*Material supplied*

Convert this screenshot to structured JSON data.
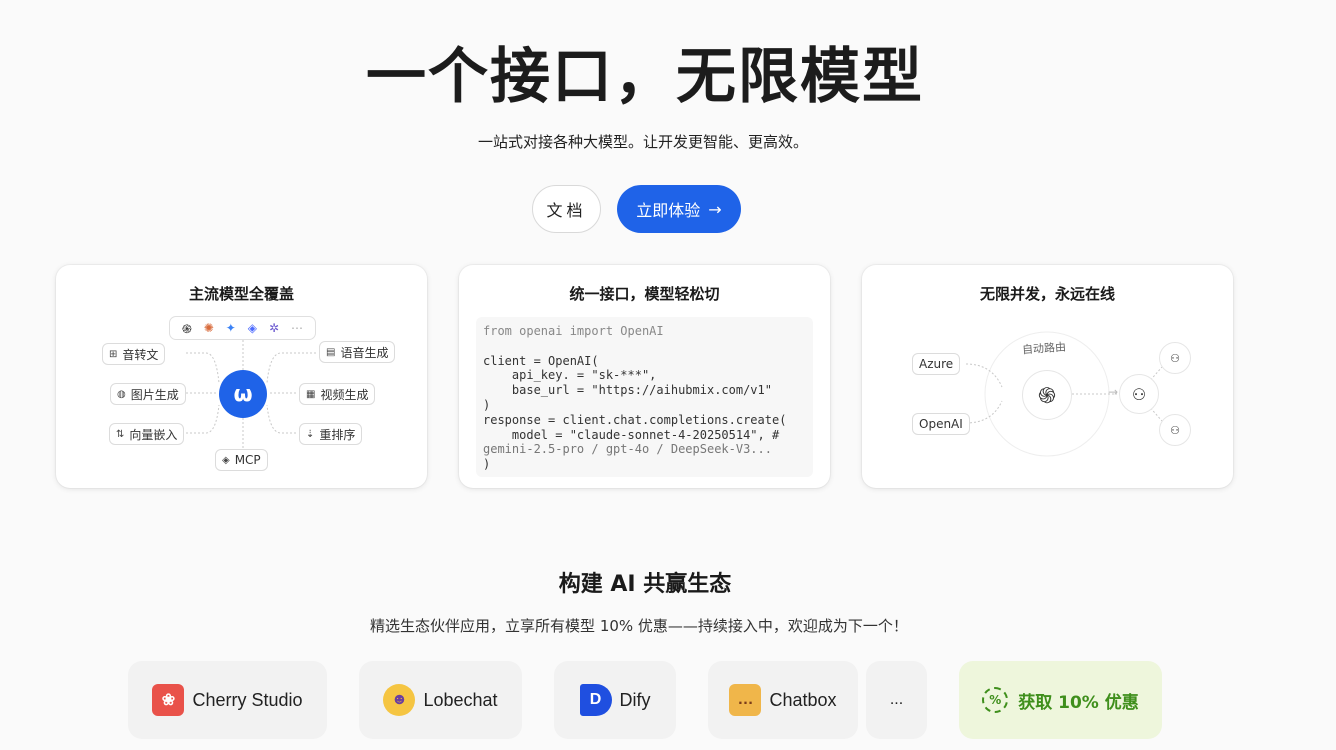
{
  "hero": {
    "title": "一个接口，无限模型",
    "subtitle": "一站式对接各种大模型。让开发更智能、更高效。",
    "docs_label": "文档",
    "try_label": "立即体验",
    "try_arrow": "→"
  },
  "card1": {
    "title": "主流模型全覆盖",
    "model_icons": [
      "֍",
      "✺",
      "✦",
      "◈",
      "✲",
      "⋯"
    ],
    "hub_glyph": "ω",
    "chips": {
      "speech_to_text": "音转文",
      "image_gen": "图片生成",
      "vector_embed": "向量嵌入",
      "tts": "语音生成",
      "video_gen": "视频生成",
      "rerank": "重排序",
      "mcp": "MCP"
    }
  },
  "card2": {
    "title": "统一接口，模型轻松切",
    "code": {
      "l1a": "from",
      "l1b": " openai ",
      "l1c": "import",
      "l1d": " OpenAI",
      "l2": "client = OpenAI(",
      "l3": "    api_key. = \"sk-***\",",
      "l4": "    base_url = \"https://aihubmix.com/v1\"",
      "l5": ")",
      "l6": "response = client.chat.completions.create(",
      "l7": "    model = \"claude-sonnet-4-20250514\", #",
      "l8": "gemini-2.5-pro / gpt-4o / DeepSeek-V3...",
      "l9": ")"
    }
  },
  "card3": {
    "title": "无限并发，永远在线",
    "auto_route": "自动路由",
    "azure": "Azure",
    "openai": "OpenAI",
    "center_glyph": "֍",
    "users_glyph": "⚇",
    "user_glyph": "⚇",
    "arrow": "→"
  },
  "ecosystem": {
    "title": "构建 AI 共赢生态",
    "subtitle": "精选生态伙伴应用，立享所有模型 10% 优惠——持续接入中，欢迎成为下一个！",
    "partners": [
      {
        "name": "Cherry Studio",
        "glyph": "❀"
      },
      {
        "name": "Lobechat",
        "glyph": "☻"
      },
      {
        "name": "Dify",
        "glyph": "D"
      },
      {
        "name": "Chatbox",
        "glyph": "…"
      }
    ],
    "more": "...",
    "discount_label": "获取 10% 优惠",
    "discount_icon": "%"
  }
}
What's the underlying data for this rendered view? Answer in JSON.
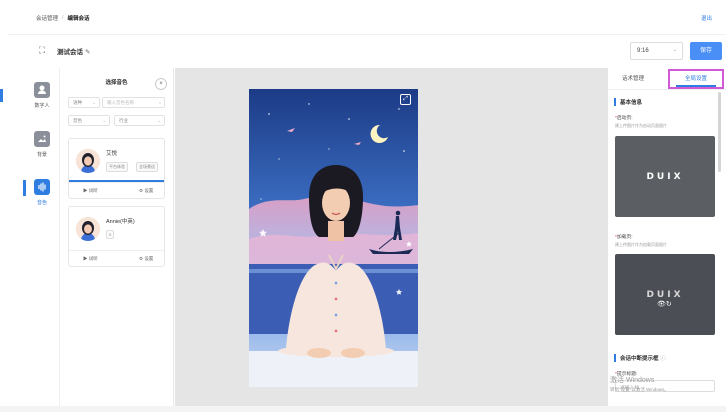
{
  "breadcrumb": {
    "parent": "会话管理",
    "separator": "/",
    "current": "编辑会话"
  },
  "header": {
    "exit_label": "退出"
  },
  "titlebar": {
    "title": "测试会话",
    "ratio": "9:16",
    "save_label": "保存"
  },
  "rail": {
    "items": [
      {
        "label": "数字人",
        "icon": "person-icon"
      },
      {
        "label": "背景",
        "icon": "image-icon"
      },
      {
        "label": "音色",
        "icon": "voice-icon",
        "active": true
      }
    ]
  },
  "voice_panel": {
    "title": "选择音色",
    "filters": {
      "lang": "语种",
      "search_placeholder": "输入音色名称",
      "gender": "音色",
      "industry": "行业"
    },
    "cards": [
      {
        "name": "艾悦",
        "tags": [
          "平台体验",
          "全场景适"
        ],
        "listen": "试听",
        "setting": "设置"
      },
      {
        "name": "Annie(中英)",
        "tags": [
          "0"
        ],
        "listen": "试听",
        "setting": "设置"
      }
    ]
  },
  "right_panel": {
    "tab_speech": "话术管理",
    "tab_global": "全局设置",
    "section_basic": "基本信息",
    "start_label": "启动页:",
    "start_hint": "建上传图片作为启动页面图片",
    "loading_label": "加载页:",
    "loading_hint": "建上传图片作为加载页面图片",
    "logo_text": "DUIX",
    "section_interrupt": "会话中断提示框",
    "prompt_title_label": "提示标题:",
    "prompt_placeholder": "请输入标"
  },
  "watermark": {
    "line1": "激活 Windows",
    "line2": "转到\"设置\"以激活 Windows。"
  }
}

*What the exercise asks*
Show all lines in the entries above where the string "client" appears.

*Solution*
      "l2": "client = OpenAI(",
      "l6": "response = client.chat.completions.create(",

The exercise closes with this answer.